**Data provided:**
========================

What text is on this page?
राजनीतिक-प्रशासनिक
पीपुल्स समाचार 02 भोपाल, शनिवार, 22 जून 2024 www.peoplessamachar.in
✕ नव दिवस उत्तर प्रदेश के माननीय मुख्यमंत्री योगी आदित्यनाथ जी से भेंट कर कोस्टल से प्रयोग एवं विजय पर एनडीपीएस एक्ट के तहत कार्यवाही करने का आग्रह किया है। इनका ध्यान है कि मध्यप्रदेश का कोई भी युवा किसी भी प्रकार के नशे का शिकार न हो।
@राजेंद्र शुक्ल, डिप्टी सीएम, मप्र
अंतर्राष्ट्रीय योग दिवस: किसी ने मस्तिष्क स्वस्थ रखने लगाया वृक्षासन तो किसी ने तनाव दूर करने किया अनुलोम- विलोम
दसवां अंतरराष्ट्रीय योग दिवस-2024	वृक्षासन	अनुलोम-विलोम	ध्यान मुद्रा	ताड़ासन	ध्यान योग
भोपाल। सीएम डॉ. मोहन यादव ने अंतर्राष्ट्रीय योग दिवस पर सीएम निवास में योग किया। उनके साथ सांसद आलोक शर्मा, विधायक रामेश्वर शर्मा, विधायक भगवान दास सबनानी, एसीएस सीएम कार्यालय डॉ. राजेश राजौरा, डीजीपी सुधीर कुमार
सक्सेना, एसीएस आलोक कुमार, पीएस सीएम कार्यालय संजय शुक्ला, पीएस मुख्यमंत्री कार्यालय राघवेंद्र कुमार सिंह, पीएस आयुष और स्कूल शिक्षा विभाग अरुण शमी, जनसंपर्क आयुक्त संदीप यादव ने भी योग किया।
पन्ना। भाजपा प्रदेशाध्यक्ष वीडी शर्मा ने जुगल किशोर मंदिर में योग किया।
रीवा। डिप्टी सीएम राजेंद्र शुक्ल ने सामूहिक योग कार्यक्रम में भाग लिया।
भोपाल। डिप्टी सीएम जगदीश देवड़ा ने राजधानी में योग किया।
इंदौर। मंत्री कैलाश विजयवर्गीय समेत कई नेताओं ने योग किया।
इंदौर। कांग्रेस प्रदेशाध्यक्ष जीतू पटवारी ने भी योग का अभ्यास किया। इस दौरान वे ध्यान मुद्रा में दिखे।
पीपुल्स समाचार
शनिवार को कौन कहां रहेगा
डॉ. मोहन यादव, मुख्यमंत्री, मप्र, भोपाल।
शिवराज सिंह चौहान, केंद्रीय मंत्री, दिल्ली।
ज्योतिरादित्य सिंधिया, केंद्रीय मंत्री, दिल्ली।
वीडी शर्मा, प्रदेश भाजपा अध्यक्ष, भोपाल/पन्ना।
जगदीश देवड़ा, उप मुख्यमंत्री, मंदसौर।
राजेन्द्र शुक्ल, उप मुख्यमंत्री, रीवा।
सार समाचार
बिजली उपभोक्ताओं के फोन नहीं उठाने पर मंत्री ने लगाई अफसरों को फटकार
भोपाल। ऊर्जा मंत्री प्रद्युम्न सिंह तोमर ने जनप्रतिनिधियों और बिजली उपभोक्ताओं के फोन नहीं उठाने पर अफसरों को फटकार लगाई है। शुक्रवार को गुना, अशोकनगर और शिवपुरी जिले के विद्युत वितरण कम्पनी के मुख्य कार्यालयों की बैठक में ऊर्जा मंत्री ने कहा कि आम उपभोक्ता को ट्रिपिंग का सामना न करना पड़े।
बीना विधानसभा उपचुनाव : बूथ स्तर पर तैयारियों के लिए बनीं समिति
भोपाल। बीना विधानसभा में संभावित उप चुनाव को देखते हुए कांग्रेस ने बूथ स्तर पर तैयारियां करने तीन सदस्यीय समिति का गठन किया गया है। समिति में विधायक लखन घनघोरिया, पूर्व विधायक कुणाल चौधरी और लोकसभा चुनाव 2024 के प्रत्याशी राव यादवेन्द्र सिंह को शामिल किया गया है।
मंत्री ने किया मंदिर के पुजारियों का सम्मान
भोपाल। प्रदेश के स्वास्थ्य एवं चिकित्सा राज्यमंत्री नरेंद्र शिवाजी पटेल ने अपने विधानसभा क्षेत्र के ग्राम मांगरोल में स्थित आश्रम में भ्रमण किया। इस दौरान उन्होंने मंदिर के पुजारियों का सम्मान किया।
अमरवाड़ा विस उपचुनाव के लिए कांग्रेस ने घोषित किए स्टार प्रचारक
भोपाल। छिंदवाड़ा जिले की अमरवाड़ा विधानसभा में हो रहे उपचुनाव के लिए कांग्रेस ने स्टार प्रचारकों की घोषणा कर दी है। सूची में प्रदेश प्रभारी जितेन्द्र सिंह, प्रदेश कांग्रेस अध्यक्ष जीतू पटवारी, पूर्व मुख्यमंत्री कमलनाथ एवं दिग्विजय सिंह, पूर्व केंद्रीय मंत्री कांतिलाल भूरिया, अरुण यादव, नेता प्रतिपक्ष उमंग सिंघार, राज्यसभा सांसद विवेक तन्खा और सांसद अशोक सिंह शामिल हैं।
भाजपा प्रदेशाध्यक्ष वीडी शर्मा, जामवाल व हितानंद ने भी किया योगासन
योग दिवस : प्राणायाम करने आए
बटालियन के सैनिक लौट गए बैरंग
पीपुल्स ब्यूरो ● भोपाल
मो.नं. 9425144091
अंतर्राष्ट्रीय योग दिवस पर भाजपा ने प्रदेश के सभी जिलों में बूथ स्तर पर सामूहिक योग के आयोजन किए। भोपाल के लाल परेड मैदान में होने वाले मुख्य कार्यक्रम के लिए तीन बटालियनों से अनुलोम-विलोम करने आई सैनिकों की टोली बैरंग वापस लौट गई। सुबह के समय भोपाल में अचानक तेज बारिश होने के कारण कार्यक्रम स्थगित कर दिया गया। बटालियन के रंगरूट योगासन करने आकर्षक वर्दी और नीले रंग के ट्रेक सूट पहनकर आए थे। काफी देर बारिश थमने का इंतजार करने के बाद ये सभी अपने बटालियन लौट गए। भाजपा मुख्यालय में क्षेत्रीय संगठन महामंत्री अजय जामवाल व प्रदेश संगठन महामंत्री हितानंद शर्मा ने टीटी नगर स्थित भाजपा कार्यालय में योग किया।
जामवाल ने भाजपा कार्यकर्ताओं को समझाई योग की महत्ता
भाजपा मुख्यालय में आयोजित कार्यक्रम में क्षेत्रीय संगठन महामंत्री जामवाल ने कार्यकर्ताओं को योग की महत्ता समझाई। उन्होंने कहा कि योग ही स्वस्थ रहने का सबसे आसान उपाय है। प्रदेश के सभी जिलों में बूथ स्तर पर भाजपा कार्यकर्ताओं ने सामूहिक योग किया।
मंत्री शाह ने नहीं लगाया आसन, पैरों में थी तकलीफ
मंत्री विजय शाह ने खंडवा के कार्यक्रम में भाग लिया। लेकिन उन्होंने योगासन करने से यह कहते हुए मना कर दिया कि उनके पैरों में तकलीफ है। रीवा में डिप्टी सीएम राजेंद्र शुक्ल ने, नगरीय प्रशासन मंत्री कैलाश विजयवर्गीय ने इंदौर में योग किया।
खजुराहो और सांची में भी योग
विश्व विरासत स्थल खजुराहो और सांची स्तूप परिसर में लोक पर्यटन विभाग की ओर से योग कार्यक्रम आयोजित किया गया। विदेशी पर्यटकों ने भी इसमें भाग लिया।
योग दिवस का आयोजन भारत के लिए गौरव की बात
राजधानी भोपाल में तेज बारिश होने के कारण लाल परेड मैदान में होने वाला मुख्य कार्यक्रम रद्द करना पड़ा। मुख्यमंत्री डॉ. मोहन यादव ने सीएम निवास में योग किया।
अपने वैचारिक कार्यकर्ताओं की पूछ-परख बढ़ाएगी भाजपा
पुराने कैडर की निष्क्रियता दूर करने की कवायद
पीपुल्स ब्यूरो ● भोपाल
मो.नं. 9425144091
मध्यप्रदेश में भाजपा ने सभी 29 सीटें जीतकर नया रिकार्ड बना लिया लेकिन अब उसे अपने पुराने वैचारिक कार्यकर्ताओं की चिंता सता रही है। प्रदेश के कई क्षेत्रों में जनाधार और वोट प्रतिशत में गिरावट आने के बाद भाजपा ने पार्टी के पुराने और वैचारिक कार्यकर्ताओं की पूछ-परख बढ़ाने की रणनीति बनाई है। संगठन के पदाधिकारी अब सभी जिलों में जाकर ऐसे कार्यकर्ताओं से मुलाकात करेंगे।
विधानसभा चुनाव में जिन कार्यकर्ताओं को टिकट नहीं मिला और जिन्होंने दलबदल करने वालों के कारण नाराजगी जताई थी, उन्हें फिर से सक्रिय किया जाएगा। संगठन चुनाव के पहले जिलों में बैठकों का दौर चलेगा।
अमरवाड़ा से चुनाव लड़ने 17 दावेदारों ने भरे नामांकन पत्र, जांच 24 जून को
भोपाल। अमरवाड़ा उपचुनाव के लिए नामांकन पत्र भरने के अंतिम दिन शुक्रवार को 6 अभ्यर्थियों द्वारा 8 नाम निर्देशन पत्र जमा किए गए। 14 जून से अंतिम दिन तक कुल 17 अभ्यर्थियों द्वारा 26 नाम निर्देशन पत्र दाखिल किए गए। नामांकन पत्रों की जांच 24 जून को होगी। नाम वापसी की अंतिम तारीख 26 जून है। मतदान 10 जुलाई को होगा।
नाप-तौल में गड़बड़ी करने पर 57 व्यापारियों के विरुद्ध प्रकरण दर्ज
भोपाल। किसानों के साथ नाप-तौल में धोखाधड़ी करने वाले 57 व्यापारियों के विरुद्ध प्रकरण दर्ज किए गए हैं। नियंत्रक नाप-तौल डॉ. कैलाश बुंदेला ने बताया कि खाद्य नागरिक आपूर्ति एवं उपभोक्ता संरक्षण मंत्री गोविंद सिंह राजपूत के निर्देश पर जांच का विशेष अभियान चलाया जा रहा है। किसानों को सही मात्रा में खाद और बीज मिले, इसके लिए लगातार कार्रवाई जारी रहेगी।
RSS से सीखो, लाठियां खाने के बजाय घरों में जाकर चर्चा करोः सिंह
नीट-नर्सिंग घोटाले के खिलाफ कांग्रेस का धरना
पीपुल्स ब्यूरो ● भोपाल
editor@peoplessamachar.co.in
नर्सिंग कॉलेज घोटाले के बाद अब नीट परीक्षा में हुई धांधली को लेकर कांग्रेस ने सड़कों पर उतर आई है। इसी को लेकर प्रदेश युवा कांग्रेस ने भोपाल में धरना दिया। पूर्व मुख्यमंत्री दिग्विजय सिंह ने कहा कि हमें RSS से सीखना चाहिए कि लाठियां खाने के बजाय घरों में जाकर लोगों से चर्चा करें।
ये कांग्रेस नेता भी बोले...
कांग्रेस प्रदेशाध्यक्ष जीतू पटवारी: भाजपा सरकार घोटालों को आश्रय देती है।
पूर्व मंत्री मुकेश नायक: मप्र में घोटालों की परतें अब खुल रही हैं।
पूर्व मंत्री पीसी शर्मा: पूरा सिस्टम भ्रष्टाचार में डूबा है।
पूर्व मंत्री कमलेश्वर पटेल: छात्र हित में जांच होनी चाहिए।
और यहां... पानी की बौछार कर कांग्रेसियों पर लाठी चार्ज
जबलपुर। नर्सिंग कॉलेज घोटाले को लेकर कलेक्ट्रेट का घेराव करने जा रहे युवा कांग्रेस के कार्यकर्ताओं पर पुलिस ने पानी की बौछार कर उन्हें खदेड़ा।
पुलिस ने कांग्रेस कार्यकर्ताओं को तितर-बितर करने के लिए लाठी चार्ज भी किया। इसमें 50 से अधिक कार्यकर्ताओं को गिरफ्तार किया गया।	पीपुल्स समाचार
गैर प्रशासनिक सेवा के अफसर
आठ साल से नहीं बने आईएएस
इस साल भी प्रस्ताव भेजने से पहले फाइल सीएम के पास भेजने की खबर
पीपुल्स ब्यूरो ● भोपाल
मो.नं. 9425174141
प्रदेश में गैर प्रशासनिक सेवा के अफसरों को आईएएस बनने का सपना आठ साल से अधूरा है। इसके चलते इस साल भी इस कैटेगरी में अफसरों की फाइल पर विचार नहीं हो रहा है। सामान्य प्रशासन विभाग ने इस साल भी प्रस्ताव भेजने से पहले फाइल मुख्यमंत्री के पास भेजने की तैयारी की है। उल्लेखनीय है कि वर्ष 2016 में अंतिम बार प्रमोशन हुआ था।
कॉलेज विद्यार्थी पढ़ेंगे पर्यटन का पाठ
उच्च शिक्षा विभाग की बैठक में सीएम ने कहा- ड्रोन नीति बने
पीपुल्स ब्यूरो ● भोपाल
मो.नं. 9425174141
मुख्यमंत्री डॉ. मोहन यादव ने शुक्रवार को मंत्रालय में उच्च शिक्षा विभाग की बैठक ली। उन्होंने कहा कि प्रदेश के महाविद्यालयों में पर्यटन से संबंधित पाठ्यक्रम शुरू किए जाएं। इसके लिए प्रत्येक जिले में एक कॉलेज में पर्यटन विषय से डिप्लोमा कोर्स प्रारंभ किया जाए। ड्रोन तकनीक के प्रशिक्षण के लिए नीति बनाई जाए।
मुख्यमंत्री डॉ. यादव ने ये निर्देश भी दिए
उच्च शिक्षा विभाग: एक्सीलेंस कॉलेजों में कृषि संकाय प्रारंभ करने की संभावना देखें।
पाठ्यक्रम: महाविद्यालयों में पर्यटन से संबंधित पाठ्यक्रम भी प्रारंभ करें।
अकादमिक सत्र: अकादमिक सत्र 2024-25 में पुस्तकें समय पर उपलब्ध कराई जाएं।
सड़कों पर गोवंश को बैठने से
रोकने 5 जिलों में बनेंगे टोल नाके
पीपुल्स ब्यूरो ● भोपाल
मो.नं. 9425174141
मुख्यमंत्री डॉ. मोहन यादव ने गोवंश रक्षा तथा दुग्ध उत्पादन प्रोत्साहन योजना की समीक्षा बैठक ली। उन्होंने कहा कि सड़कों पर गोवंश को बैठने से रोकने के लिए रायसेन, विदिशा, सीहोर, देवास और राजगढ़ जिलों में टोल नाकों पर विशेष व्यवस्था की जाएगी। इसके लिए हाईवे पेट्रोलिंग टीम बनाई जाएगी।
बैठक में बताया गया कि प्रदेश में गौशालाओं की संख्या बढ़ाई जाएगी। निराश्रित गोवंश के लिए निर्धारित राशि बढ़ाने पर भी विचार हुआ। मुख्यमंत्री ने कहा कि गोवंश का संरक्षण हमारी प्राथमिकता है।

========================

**Instruction:** Filter the entries down to the lines with the word "जयवर" in them.

**Written reply:**
इंदौर। मंत्री कैलाश विजयवर्गीय समेत कई नेताओं ने योग किया।
मंत्री विजय शाह ने खंडवा के कार्यक्रम में भाग लिया। लेकिन उन्होंने योगासन करने से यह कहते हुए मना कर दिया कि उनके पैरों में तकलीफ है। रीवा में डिप्टी सीएम राजेंद्र शुक्ल ने, नगरीय प्रशासन मंत्री कैलाश विजयवर्गीय ने इंदौर में योग किया।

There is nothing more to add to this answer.